== What this task involves ==
Your task is to output the listing exactly, leaving every image out.

== Data for the task ==
--*--

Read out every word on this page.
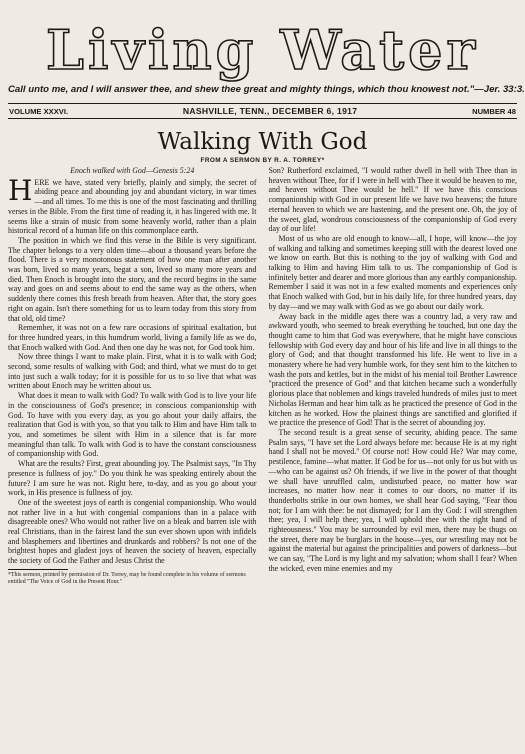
Living Water
Call unto me, and I will answer thee, and shew thee great and mighty things, which thou knowest not."—Jer. 33:3.
VOLUME XXXVI.	NASHVILLE, TENN., DECEMBER 6, 1917	NUMBER 48
Walking With God
FROM A SERMON BY R. A. TORREY*
Enoch walked with God—Genesis 5:24

HERE we have, stated very briefly, plainly and simply, the secret of abiding peace and abounding joy and abundant victory, in war times—and all times. To me this is one of the most fascinating and thrilling verses in the Bible. From the first time of reading it, it has lingered with me. It seems like a strain of music from some heavenly world, rather than a plain historical record of a human life on this commonplace earth.

The position in which we find this verse in the Bible is very significant. The chapter belongs to a very olden time—about a thousand years before the flood. There is a very monotonous statement of how one man after another was born, lived so many years, begat a son, lived so many more years and died. Then Enoch is brought into the story, and the record begins in the same way and goes on and seems about to end the same way as the others, when suddenly there comes this fresh breath from heaven. After that, the story goes right on again. Isn't there something for us to learn today from this story from that old, old time?

Remember, it was not on a few rare occasions of spiritual exaltation, but for three hundred years, in this humdrum world, living a family life as we do, that Enoch walked with God. And then one day he was not, for God took him.

Now three things I want to make plain. First, what it is to walk with God; second, some results of walking with God; and third, what we must do to get into just such a walk today; for it is possible for us to so live that what was written about Enoch may be written about us.

What does it mean to walk with God? To walk with God is to live your life in the consciousness of God's presence; in conscious companionship with God. To have with you every day, as you go about your daily affairs, the realization that God is with you, so that you talk to Him and have Him talk to you, and sometimes be silent with Him in a silence that is far more meaningful than talk. To walk with God is to have the constant consciousness of companionship with God.

What are the results? First, great abounding joy. The Psalmist says, "In Thy presence is fullness of joy." Do you think he was speaking entirely about the future? I am sure he was not. Right here, to-day, and as you go about your work, in His presence is fullness of joy.

One of the sweetest joys of earth is congenial companionship. Who would not rather live in a hut with congenial companions than in a palace with disagreeable ones? Who would not rather live on a bleak and barren isle with real Christians, than in the fairest land the sun ever shown upon with infidels and blasphemers and libertines and drunkards and robbers? Is not one of the brightest hopes and gladest joys of heaven the society of heaven, especially the society of God the Father and Jesus Christ the

*This sermon, printed by permission of Dr. Torrey, may be found complete in his volume of sermons entitled "The Voice of God in the Present Hour."

Son? Rutherford exclaimed, "I would rather dwell in hell with Thee than in heaven without Thee, for if I were in hell with Thee it would be heaven to me, and heaven without Thee would be hell." If we have this conscious companionship with God in our present life we have two heavens; the future eternal heaven to which we are hastening, and the present one. Oh, the joy of the sweet, glad, wondrous consciousness of the companionship of God every day of our life!

Most of us who are old enough to know—all, I hope, will know—the joy of walking and talking and sometimes keeping still with the dearest loved one we know on earth. But this is nothing to the joy of walking with God and talking to Him and having Him talk to us. The companionship of God is infinitely better and dearer and more glorious than any earthly companionship. Remember I said it was not in a few exalted moments and experiences only that Enoch walked with God, but in his daily life, for three hundred years, day by day—and we may walk with God as we go about our daily work.

Away back in the middle ages there was a country lad, a very raw and awkward youth, who seemed to break everything he touched, but one day the thought came to him that God was everywhere, that he might have conscious fellowship with God every day and hour of his life and live in all things to the glory of God; and that thought transformed his life. He went to live in a monastery where he had very humble work, for they sent him to the kitchen to wash the pots and kettles, but in the midst of his menial toil Brother Lawrence "practiced the presence of God" and that kitchen became such a wonderfully glorious place that noblemen and kings traveled hundreds of miles just to meet Nicholas Herman and hear him talk as he practiced the presence of God in the kitchen as he worked. How the plainest things are sanctified and glorified if we practice the presence of God! That is the secret of abounding joy.

The second result is a great sense of security, abiding peace. The same Psalm says, "I have set the Lord always before me: because He is at my right hand I shall not be moved." Of course not! How could He? War may come, pestilence, famine—what matter. If God be for us—not only for us but with us—who can be against us? Oh friends, if we live in the power of that thought we shall have unruffled calm, undisturbed peace, no matter how war increases, no matter how near it comes to our doors, no matter if its thunderbolts strike in our own homes, we shall hear God saying, "Fear thou not; for I am with thee: be not dismayed; for I am thy God: I will strengthen thee; yea, I will help thee; yea, I will uphold thee with the right hand of righteousness." You may be surrounded by evil men, there may be thugs on the street, there may be burglars in the house—yes, our wrestling may not be against the material but against the principalities and powers of darkness—but we can say, "The Lord is my light and my salvation; whom shall I fear? When the wicked, even mine enemies and my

--*--

== Answer box ==
Read out every word on this page.
Living Water
Call unto me, and I will answer thee, and shew thee great and mighty things, which thou knowest not."—Jer. 33:3.
VOLUME XXXVI.	NASHVILLE, TENN., DECEMBER 6, 1917	NUMBER 48
Walking With God
FROM A SERMON BY R. A. TORREY*
Enoch walked with God—Genesis 5:24

HERE we have, stated very briefly, plainly and simply, the secret of abiding peace and abounding joy and abundant victory, in war times—and all times. To me this is one of the most fascinating and thrilling verses in the Bible. From the first time of reading it, it has lingered with me. It seems like a strain of music from some heavenly world, rather than a plain historical record of a human life on this commonplace earth.

The position in which we find this verse in the Bible is very significant. The chapter belongs to a very olden time—about a thousand years before the flood. There is a very monotonous statement of how one man after another was born, lived so many years, begat a son, lived so many more years and died. Then Enoch is brought into the story, and the record begins in the same way and goes on and seems about to end the same way as the others, when suddenly there comes this fresh breath from heaven. After that, the story goes right on again. Isn't there something for us to learn today from this story from that old, old time?

Remember, it was not on a few rare occasions of spiritual exaltation, but for three hundred years, in this humdrum world, living a family life as we do, that Enoch walked with God. And then one day he was not, for God took him.

Now three things I want to make plain. First, what it is to walk with God; second, some results of walking with God; and third, what we must do to get into just such a walk today; for it is possible for us to so live that what was written about Enoch may be written about us.

What does it mean to walk with God? To walk with God is to live your life in the consciousness of God's presence; in conscious companionship with God. To have with you every day, as you go about your daily affairs, the realization that God is with you, so that you talk to Him and have Him talk to you, and sometimes be silent with Him in a silence that is far more meaningful than talk. To walk with God is to have the constant consciousness of companionship with God.

What are the results? First, great abounding joy. The Psalmist says, "In Thy presence is fullness of joy." Do you think he was speaking entirely about the future? I am sure he was not. Right here, to-day, and as you go about your work, in His presence is fullness of joy.

One of the sweetest joys of earth is congenial companionship. Who would not rather live in a hut with congenial companions than in a palace with disagreeable ones? Who would not rather live on a bleak and barren isle with real Christians, than in the fairest land the sun ever shown upon with infidels and blasphemers and libertines and drunkards and robbers? Is not one of the brightest hopes and gladest joys of heaven the society of heaven, especially the society of God the Father and Jesus Christ the

*This sermon, printed by permission of Dr. Torrey, may be found complete in his volume of sermons entitled "The Voice of God in the Present Hour."

Son? Rutherford exclaimed, "I would rather dwell in hell with Thee than in heaven without Thee, for if I were in hell with Thee it would be heaven to me, and heaven without Thee would be hell." If we have this conscious companionship with God in our present life we have two heavens; the future eternal heaven to which we are hastening, and the present one. Oh, the joy of the sweet, glad, wondrous consciousness of the companionship of God every day of our life!

Most of us who are old enough to know—all, I hope, will know—the joy of walking and talking and sometimes keeping still with the dearest loved one we know on earth. But this is nothing to the joy of walking with God and talking to Him and having Him talk to us. The companionship of God is infinitely better and dearer and more glorious than any earthly companionship. Remember I said it was not in a few exalted moments and experiences only that Enoch walked with God, but in his daily life, for three hundred years, day by day—and we may walk with God as we go about our daily work.

Away back in the middle ages there was a country lad, a very raw and awkward youth, who seemed to break everything he touched, but one day the thought came to him that God was everywhere, that he might have conscious fellowship with God every day and hour of his life and live in all things to the glory of God; and that thought transformed his life. He went to live in a monastery where he had very humble work, for they sent him to the kitchen to wash the pots and kettles, but in the midst of his menial toil Brother Lawrence "practiced the presence of God" and that kitchen became such a wonderfully glorious place that noblemen and kings traveled hundreds of miles just to meet Nicholas Herman and hear him talk as he practiced the presence of God in the kitchen as he worked. How the plainest things are sanctified and glorified if we practice the presence of God! That is the secret of abounding joy.

The second result is a great sense of security, abiding peace. The same Psalm says, "I have set the Lord always before me: because He is at my right hand I shall not be moved." Of course not! How could He? War may come, pestilence, famine—what matter. If God be for us—not only for us but with us—who can be against us? Oh friends, if we live in the power of that thought we shall have unruffled calm, undisturbed peace, no matter how war increases, no matter how near it comes to our doors, no matter if its thunderbolts strike in our own homes, we shall hear God saying, "Fear thou not; for I am with thee: be not dismayed; for I am thy God: I will strengthen thee; yea, I will help thee; yea, I will uphold thee with the right hand of righteousness." You may be surrounded by evil men, there may be thugs on the street, there may be burglars in the house—yes, our wrestling may not be against the material but against the principalities and powers of darkness—but we can say, "The Lord is my light and my salvation; whom shall I fear? When the wicked, even mine enemies and my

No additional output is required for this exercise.